**Short exercise:** In the entries below, find the lines that contain the word "REMOVING" and copy them.

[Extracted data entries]

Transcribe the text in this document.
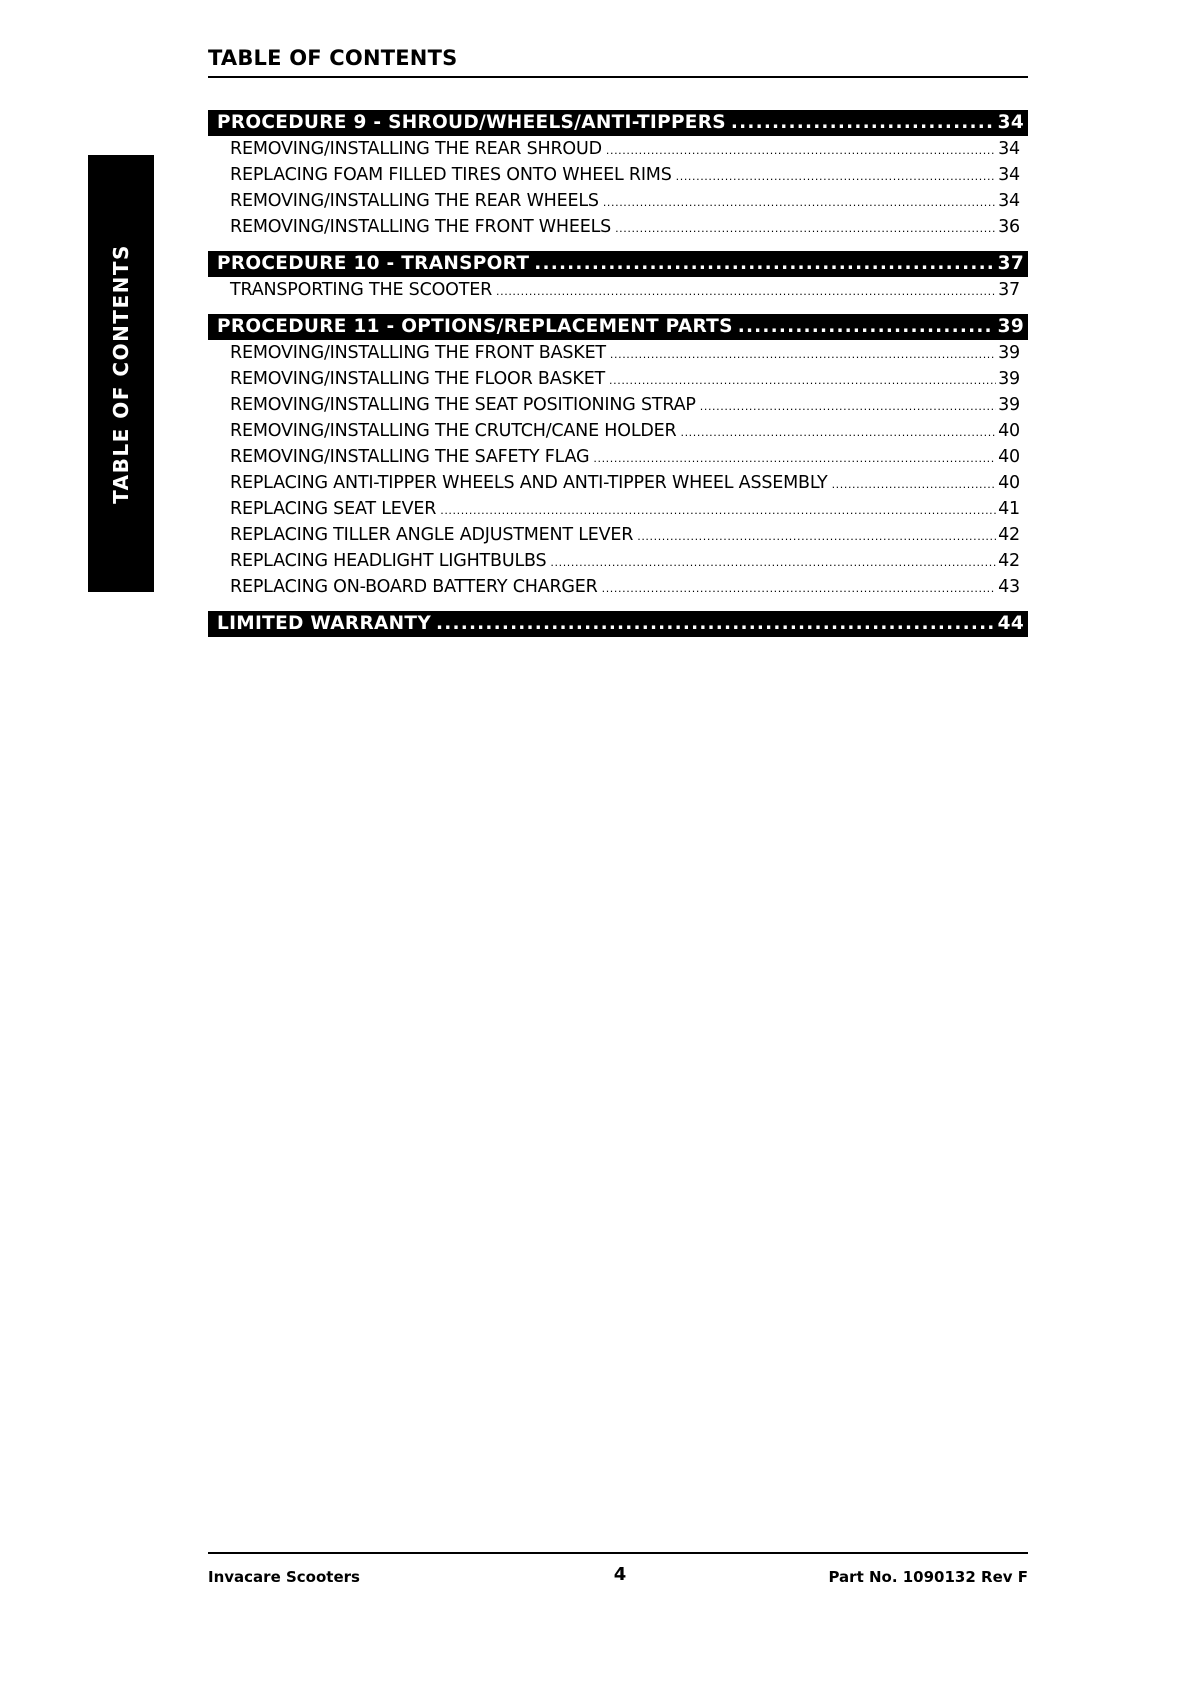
TABLE OF CONTENTS
TABLE OF CONTENTS
PROCEDURE 9 - SHROUD/WHEELS/ANTI-TIPPERS .....	34
REMOVING/INSTALLING THE REAR SHROUD .....	34
REPLACING FOAM FILLED TIRES ONTO WHEEL RIMS .....	34
REMOVING/INSTALLING THE REAR WHEELS .....	34
REMOVING/INSTALLING THE FRONT WHEELS .....	36
PROCEDURE 10 - TRANSPORT .....	37
TRANSPORTING THE SCOOTER .....	37
PROCEDURE 11 - OPTIONS/REPLACEMENT PARTS .....	39
REMOVING/INSTALLING THE FRONT BASKET .....	39
REMOVING/INSTALLING THE FLOOR BASKET .....	39
REMOVING/INSTALLING THE SEAT POSITIONING STRAP .....	39
REMOVING/INSTALLING THE CRUTCH/CANE HOLDER .....	40
REMOVING/INSTALLING THE SAFETY FLAG .....	40
REPLACING ANTI-TIPPER WHEELS AND ANTI-TIPPER WHEEL ASSEMBLY .....	40
REPLACING SEAT LEVER .....	41
REPLACING TILLER ANGLE ADJUSTMENT LEVER .....	42
REPLACING HEADLIGHT LIGHTBULBS .....	42
REPLACING ON-BOARD BATTERY CHARGER .....	43
LIMITED WARRANTY .....	44
Invacare Scooters	4	Part No. 1090132 Rev F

**Answer for this exercise:**
REMOVING/INSTALLING THE REAR SHROUD .....	34
REMOVING/INSTALLING THE REAR WHEELS .....	34
REMOVING/INSTALLING THE FRONT WHEELS .....	36
REMOVING/INSTALLING THE FRONT BASKET .....	39
REMOVING/INSTALLING THE FLOOR BASKET .....	39
REMOVING/INSTALLING THE SEAT POSITIONING STRAP .....	39
REMOVING/INSTALLING THE CRUTCH/CANE HOLDER .....	40
REMOVING/INSTALLING THE SAFETY FLAG .....	40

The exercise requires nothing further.